_Exercise goal_. Tally every line of the listing below that holds "JSON", then give the tally alone.

>> START Provided material

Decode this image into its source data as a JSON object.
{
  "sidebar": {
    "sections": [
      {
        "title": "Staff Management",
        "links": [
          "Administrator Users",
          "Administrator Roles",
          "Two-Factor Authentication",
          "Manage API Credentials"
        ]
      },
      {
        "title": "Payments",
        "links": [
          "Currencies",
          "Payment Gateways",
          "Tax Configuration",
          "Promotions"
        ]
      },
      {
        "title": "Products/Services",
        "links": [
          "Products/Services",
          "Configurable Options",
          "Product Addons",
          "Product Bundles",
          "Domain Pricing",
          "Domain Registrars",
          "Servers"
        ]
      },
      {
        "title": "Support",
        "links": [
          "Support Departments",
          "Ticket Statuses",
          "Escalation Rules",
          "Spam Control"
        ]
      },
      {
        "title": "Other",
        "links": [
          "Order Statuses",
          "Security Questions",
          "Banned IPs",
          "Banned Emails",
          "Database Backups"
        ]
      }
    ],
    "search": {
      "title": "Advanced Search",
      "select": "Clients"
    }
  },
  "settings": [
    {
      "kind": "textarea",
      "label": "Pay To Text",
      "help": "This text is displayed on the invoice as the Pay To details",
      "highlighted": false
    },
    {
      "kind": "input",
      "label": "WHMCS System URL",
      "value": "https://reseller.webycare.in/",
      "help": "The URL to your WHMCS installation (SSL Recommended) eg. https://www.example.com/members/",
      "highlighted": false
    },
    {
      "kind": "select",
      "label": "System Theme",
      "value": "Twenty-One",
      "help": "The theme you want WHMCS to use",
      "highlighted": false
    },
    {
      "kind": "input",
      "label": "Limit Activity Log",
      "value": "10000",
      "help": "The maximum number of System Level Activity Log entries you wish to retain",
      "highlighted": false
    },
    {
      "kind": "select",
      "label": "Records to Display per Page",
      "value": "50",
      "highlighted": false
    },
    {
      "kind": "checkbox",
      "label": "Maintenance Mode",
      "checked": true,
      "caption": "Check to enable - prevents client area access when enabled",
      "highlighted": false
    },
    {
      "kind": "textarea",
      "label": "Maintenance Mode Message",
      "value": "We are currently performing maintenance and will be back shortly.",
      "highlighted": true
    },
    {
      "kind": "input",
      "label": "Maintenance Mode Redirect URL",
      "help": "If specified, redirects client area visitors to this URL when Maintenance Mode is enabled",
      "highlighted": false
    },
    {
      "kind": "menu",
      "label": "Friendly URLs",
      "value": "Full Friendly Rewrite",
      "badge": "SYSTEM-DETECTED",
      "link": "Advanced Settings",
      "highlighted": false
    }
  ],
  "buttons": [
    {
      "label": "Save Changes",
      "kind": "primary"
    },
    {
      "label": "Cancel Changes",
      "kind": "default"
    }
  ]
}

>> END Provided material
>> START Provided material

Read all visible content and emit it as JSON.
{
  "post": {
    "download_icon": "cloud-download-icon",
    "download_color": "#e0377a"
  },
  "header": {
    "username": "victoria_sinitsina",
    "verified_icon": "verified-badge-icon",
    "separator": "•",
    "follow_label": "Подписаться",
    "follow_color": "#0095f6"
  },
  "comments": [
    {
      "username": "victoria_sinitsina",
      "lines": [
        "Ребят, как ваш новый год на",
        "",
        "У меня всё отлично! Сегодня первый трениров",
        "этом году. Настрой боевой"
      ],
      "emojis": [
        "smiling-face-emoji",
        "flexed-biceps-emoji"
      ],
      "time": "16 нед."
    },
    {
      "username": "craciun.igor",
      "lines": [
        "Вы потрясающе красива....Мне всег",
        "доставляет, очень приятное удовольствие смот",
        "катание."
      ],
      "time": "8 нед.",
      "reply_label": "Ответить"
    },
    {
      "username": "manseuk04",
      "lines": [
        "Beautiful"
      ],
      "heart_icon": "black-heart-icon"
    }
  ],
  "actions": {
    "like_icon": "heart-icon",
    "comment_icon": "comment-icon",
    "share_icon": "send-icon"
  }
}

>> END Provided material
>> START Provided material

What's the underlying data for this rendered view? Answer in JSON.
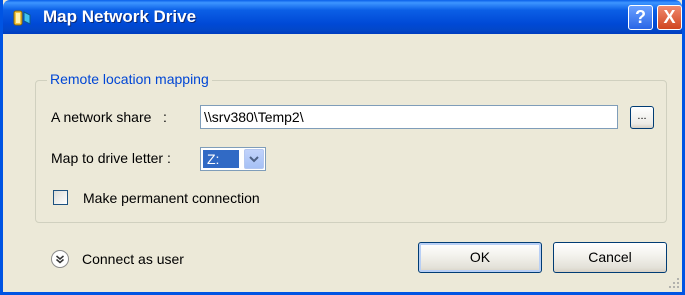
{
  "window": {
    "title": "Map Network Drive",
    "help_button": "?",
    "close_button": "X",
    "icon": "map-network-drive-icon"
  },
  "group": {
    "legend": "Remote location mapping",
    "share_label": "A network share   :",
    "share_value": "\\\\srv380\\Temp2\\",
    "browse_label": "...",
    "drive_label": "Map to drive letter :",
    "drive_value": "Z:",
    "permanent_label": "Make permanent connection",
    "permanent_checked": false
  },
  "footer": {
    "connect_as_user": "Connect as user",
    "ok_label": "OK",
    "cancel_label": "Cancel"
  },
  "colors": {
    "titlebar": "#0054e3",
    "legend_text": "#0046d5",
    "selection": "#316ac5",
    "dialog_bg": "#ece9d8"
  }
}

>> END Provided material

_Solution for this problem_. 3